Task objective
Count how many lines have the word "sind" in them. Reply with that number by itself.

Dataset content
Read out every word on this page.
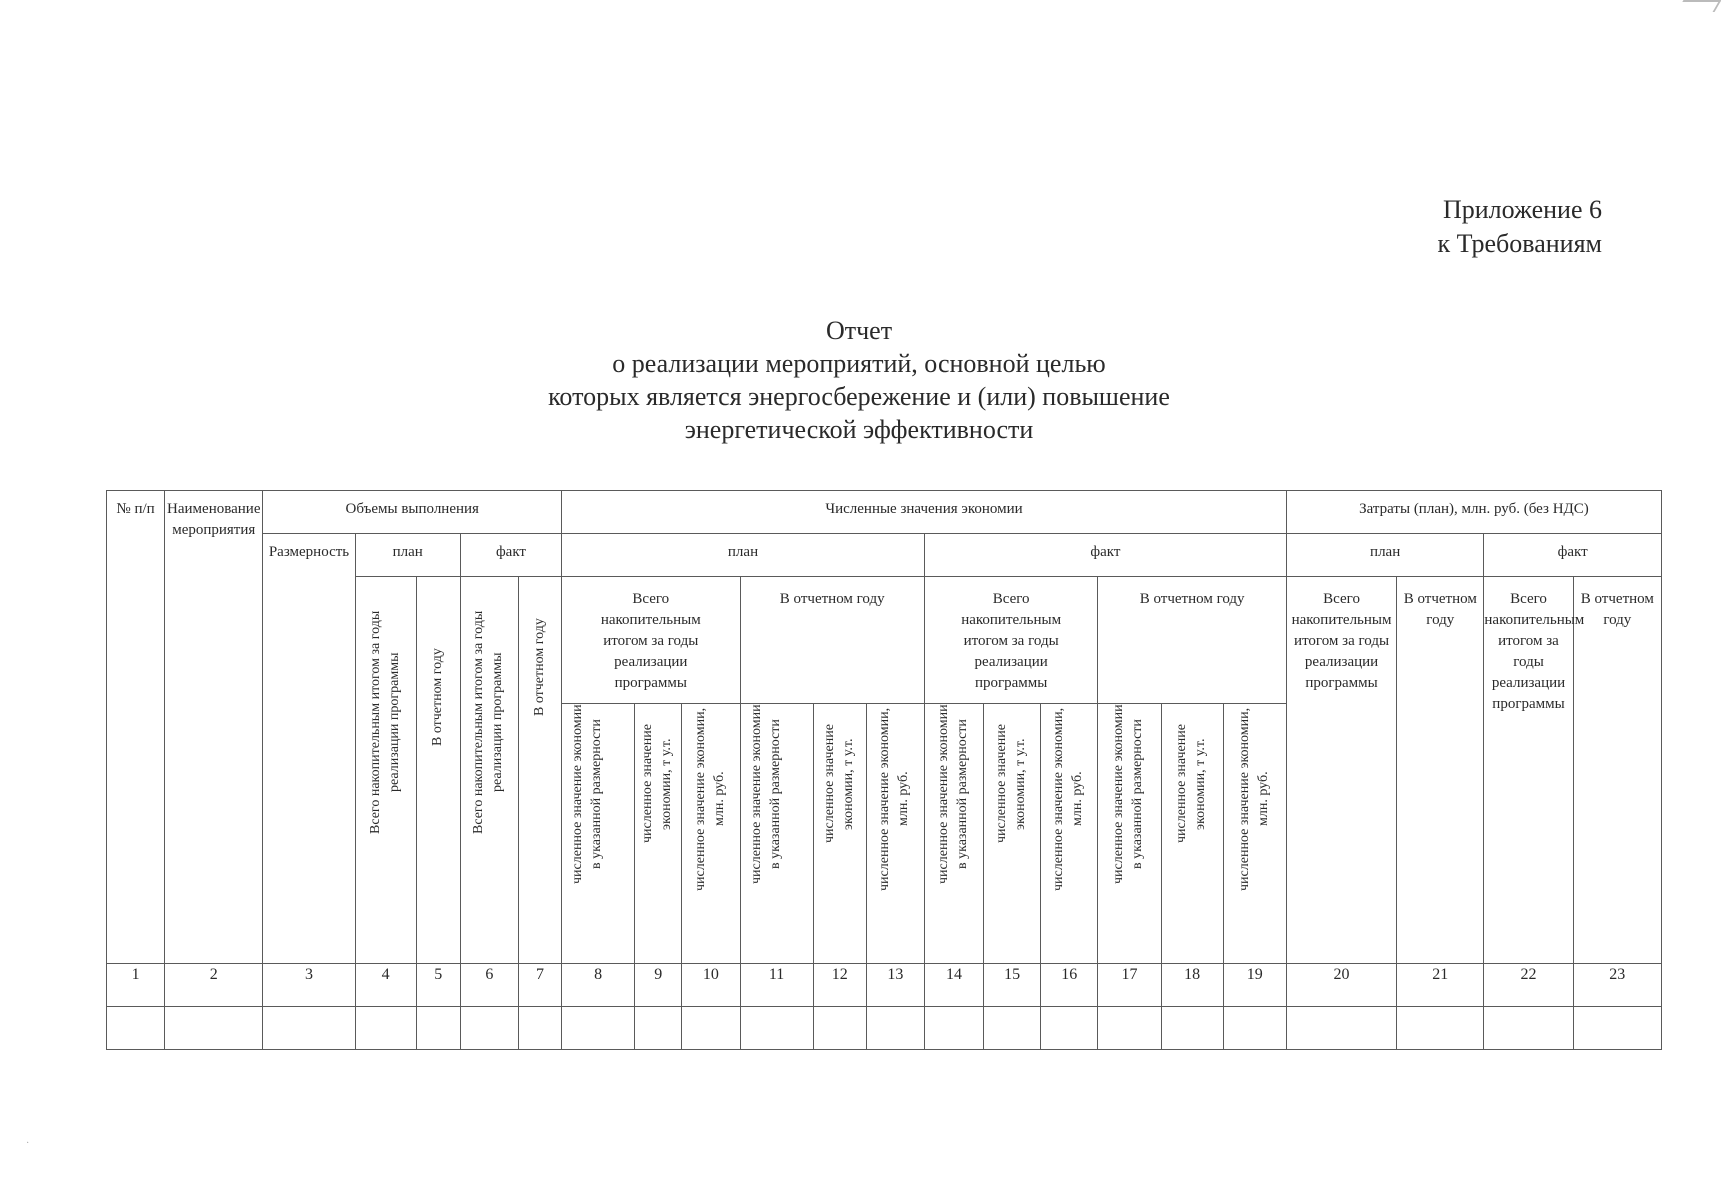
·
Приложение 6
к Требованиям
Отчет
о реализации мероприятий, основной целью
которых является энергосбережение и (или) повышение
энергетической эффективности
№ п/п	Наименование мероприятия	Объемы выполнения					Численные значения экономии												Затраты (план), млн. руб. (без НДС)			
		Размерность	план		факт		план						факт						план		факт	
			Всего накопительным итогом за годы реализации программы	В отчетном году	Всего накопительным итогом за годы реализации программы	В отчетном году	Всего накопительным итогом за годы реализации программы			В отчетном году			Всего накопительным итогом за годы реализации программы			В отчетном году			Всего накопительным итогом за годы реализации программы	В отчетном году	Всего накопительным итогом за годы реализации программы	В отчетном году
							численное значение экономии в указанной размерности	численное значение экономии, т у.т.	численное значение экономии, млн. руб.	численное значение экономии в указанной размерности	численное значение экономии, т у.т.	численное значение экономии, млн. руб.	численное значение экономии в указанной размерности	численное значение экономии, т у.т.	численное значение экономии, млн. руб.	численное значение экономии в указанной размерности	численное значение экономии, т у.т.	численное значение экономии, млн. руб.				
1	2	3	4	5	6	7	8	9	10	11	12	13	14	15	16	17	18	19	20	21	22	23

...

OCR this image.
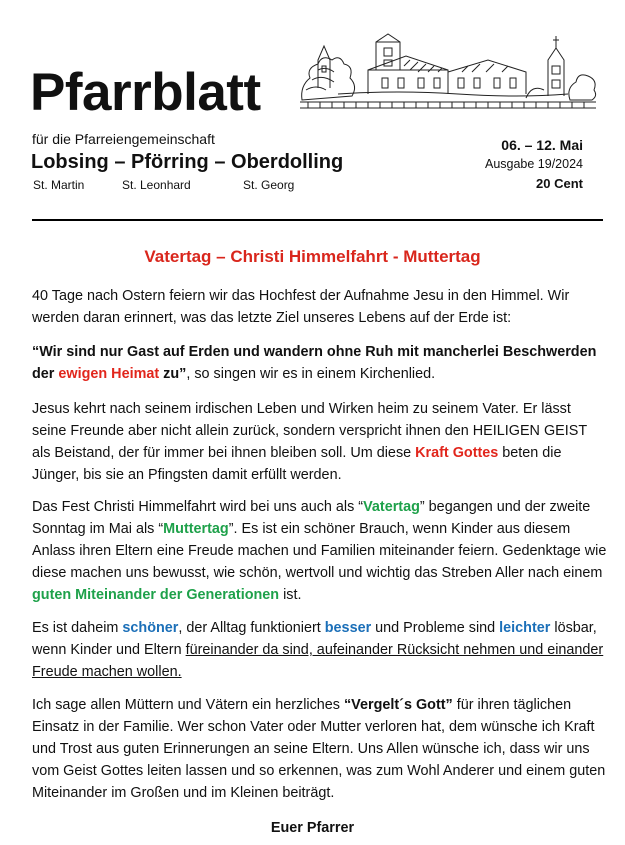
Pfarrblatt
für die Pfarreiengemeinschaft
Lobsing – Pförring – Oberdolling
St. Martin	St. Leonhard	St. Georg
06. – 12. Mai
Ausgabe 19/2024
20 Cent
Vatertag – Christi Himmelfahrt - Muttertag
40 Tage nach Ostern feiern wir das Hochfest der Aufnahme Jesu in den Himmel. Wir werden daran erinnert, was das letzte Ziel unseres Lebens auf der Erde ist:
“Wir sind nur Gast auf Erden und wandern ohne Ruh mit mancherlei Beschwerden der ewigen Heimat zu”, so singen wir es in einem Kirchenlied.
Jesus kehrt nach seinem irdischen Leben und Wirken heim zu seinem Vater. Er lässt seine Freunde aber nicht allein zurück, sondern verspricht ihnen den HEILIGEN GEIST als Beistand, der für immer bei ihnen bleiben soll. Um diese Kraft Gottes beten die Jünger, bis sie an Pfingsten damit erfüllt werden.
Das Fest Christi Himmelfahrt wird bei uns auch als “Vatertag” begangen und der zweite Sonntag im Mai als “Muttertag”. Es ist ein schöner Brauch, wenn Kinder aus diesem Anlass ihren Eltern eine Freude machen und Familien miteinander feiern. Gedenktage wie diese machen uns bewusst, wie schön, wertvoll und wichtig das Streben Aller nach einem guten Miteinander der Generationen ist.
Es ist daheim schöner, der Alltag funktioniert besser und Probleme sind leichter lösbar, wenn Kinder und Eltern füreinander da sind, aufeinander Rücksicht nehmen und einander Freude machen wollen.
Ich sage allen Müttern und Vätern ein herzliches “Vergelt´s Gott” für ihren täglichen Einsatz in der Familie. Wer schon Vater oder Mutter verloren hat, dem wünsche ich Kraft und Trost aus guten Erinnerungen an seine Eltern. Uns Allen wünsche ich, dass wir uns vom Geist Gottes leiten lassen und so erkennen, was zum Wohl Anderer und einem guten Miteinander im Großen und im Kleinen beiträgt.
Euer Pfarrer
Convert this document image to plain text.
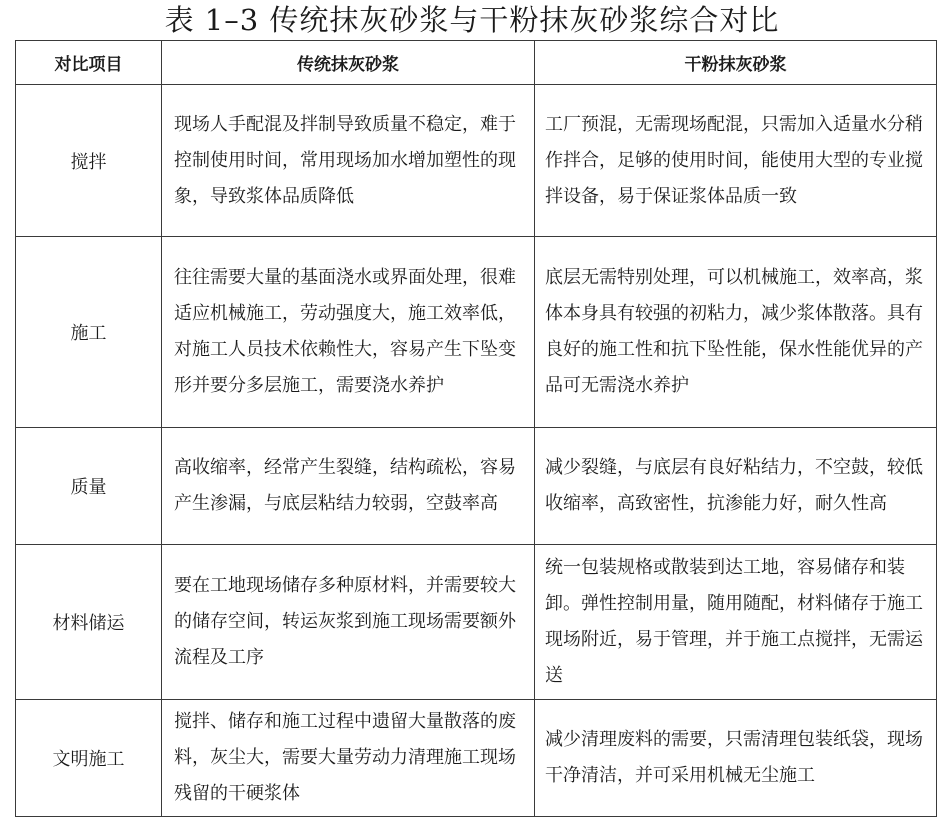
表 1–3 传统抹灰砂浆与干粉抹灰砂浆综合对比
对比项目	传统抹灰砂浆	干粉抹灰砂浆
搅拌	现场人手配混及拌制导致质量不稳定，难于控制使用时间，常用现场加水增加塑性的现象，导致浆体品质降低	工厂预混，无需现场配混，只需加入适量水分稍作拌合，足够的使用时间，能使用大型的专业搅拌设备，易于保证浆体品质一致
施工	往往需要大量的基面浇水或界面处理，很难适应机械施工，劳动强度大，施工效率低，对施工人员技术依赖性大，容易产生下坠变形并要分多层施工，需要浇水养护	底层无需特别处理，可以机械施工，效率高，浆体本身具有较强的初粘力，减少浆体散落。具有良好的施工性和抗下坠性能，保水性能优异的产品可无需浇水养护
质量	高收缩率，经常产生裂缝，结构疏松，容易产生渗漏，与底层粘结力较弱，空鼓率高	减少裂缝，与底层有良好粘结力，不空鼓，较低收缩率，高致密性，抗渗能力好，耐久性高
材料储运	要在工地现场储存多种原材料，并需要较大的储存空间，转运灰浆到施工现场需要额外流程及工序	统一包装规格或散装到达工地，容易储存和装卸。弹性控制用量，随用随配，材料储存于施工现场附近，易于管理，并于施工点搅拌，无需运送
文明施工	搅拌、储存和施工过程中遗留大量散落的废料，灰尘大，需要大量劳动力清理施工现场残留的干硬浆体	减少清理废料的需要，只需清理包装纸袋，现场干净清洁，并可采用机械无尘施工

Exercise result
2